Dataset excerpt

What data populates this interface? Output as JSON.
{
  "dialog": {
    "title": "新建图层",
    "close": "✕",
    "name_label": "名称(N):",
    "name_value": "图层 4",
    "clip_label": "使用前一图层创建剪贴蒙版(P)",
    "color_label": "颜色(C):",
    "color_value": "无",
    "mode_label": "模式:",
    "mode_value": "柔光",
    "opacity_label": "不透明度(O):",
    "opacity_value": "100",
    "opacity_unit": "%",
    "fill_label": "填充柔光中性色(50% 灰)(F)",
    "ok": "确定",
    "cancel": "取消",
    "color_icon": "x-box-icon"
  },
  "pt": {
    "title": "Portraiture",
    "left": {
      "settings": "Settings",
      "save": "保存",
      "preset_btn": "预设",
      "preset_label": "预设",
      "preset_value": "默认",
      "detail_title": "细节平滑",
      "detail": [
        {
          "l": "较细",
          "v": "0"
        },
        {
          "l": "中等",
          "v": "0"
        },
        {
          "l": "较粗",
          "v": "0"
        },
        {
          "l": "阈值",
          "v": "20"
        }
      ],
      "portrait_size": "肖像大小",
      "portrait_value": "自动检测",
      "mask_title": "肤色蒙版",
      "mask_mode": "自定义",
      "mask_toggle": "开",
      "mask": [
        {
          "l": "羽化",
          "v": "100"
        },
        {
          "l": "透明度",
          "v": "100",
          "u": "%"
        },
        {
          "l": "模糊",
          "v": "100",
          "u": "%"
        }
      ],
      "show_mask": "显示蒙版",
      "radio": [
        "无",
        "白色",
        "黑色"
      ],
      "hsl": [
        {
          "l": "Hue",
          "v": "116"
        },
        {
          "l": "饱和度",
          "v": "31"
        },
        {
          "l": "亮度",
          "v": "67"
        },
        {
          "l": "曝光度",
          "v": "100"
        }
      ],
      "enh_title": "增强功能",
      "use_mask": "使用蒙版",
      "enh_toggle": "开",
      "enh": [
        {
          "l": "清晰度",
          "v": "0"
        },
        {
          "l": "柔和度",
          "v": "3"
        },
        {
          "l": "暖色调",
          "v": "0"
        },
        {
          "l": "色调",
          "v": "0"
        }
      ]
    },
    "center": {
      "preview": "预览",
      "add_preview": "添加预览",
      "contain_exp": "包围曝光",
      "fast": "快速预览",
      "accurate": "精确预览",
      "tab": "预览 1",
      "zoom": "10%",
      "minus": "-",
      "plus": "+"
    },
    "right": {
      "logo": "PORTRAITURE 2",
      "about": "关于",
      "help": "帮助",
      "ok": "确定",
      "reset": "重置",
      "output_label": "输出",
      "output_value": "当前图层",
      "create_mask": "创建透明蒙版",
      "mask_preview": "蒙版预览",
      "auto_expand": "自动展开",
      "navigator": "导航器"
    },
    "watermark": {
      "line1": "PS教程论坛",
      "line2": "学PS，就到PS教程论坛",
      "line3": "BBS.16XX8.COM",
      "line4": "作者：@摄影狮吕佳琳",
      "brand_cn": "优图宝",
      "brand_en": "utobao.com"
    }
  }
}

GIVEN REQUEST: Give back each line above precisely as it stands.

EXERCISE OUTPUT:
What data populates this interface? Output as JSON.
{
  "dialog": {
    "title": "新建图层",
    "close": "✕",
    "name_label": "名称(N):",
    "name_value": "图层 4",
    "clip_label": "使用前一图层创建剪贴蒙版(P)",
    "color_label": "颜色(C):",
    "color_value": "无",
    "mode_label": "模式:",
    "mode_value": "柔光",
    "opacity_label": "不透明度(O):",
    "opacity_value": "100",
    "opacity_unit": "%",
    "fill_label": "填充柔光中性色(50% 灰)(F)",
    "ok": "确定",
    "cancel": "取消",
    "color_icon": "x-box-icon"
  },
  "pt": {
    "title": "Portraiture",
    "left": {
      "settings": "Settings",
      "save": "保存",
      "preset_btn": "预设",
      "preset_label": "预设",
      "preset_value": "默认",
      "detail_title": "细节平滑",
      "detail": [
        {
          "l": "较细",
          "v": "0"
        },
        {
          "l": "中等",
          "v": "0"
        },
        {
          "l": "较粗",
          "v": "0"
        },
        {
          "l": "阈值",
          "v": "20"
        }
      ],
      "portrait_size": "肖像大小",
      "portrait_value": "自动检测",
      "mask_title": "肤色蒙版",
      "mask_mode": "自定义",
      "mask_toggle": "开",
      "mask": [
        {
          "l": "羽化",
          "v": "100"
        },
        {
          "l": "透明度",
          "v": "100",
          "u": "%"
        },
        {
          "l": "模糊",
          "v": "100",
          "u": "%"
        }
      ],
      "show_mask": "显示蒙版",
      "radio": [
        "无",
        "白色",
        "黑色"
      ],
      "hsl": [
        {
          "l": "Hue",
          "v": "116"
        },
        {
          "l": "饱和度",
          "v": "31"
        },
        {
          "l": "亮度",
          "v": "67"
        },
        {
          "l": "曝光度",
          "v": "100"
        }
      ],
      "enh_title": "增强功能",
      "use_mask": "使用蒙版",
      "enh_toggle": "开",
      "enh": [
        {
          "l": "清晰度",
          "v": "0"
        },
        {
          "l": "柔和度",
          "v": "3"
        },
        {
          "l": "暖色调",
          "v": "0"
        },
        {
          "l": "色调",
          "v": "0"
        }
      ]
    },
    "center": {
      "preview": "预览",
      "add_preview": "添加预览",
      "contain_exp": "包围曝光",
      "fast": "快速预览",
      "accurate": "精确预览",
      "tab": "预览 1",
      "zoom": "10%",
      "minus": "-",
      "plus": "+"
    },
    "right": {
      "logo": "PORTRAITURE 2",
      "about": "关于",
      "help": "帮助",
      "ok": "确定",
      "reset": "重置",
      "output_label": "输出",
      "output_value": "当前图层",
      "create_mask": "创建透明蒙版",
      "mask_preview": "蒙版预览",
      "auto_expand": "自动展开",
      "navigator": "导航器"
    },
    "watermark": {
      "line1": "PS教程论坛",
      "line2": "学PS，就到PS教程论坛",
      "line3": "BBS.16XX8.COM",
      "line4": "作者：@摄影狮吕佳琳",
      "brand_cn": "优图宝",
      "brand_en": "utobao.com"
    }
  }
}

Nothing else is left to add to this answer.